[Stored data entries]
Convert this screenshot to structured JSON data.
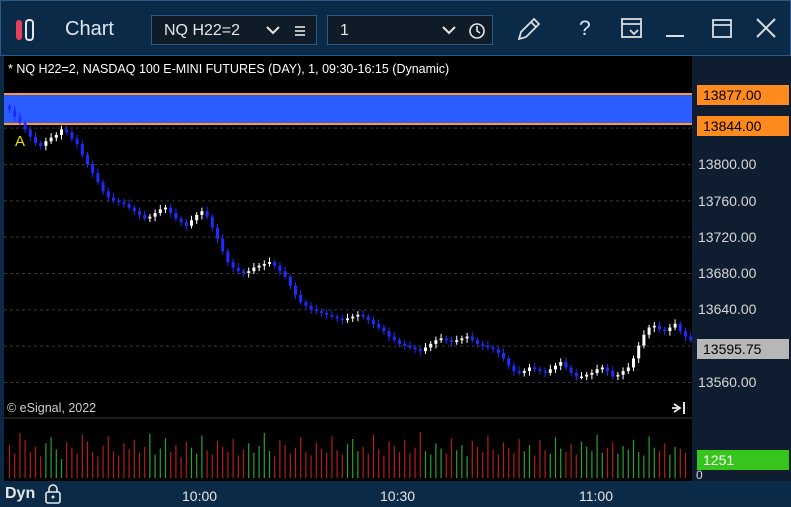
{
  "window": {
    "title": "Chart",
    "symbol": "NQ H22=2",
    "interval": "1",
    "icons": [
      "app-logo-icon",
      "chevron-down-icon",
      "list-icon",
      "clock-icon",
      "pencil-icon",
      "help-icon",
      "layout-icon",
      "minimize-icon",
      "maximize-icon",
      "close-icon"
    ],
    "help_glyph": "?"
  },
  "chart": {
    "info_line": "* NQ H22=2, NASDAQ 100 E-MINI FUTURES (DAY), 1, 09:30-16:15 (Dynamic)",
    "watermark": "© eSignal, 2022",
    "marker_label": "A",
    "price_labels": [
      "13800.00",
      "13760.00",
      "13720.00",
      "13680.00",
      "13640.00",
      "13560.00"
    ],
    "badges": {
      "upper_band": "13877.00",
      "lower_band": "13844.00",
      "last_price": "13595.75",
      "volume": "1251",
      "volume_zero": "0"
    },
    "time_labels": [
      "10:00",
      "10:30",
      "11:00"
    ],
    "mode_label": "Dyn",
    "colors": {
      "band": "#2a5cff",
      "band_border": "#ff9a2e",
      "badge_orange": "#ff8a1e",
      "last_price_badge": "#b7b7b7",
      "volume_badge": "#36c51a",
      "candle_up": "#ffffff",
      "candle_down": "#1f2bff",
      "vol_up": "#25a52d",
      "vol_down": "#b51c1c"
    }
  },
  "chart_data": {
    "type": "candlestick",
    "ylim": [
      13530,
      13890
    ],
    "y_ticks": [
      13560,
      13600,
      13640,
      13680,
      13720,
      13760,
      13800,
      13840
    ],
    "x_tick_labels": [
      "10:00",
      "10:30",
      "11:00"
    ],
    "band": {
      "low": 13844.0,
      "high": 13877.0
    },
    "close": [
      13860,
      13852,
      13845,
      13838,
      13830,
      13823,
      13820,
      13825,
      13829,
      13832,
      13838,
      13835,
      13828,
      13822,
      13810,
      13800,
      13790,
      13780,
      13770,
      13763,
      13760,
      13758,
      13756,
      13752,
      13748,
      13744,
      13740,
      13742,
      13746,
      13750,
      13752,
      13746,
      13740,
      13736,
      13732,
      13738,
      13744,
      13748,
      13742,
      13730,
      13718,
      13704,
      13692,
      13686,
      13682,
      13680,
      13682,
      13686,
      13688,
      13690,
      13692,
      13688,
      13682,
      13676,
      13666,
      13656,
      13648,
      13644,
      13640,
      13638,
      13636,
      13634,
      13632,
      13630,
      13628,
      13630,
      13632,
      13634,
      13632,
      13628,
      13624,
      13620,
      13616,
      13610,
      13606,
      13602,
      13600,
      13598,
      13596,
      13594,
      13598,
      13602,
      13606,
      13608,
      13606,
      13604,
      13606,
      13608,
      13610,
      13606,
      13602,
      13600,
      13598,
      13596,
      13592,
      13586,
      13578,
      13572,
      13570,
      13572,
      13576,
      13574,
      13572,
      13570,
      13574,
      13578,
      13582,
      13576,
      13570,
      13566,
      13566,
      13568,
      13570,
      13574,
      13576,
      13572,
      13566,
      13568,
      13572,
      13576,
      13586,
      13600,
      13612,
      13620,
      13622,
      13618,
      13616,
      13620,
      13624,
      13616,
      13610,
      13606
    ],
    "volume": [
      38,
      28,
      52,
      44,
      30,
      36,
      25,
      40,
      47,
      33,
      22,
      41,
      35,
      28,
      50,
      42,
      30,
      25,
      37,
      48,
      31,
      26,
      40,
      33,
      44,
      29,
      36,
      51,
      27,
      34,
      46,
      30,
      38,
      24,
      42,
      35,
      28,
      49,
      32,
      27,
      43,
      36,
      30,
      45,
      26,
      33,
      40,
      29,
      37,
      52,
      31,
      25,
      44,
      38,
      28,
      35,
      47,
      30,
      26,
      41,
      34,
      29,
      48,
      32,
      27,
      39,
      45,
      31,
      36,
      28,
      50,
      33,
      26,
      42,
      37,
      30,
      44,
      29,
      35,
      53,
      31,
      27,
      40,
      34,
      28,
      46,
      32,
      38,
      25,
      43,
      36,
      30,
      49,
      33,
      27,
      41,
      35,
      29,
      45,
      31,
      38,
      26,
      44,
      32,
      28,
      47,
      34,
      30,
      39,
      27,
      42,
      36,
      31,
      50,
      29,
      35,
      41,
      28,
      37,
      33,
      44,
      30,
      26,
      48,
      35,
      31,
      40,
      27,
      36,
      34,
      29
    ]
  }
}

* * *

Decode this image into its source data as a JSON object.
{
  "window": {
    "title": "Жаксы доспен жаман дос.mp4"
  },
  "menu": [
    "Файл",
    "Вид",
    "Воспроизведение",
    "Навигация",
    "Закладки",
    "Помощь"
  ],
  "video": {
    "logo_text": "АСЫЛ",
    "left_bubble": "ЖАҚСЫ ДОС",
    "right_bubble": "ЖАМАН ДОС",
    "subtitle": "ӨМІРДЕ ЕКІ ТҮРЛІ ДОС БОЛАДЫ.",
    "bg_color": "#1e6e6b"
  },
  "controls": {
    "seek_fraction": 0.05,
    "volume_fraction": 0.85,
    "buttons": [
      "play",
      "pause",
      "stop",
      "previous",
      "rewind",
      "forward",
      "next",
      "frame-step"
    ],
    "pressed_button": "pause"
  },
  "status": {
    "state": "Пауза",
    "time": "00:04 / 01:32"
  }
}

**What you will do:** From the material above, copy each line that includes the word "this".

**Completed task:**
Convert this screenshot to structured JSON data.
Decode this image into its source data as a JSON object.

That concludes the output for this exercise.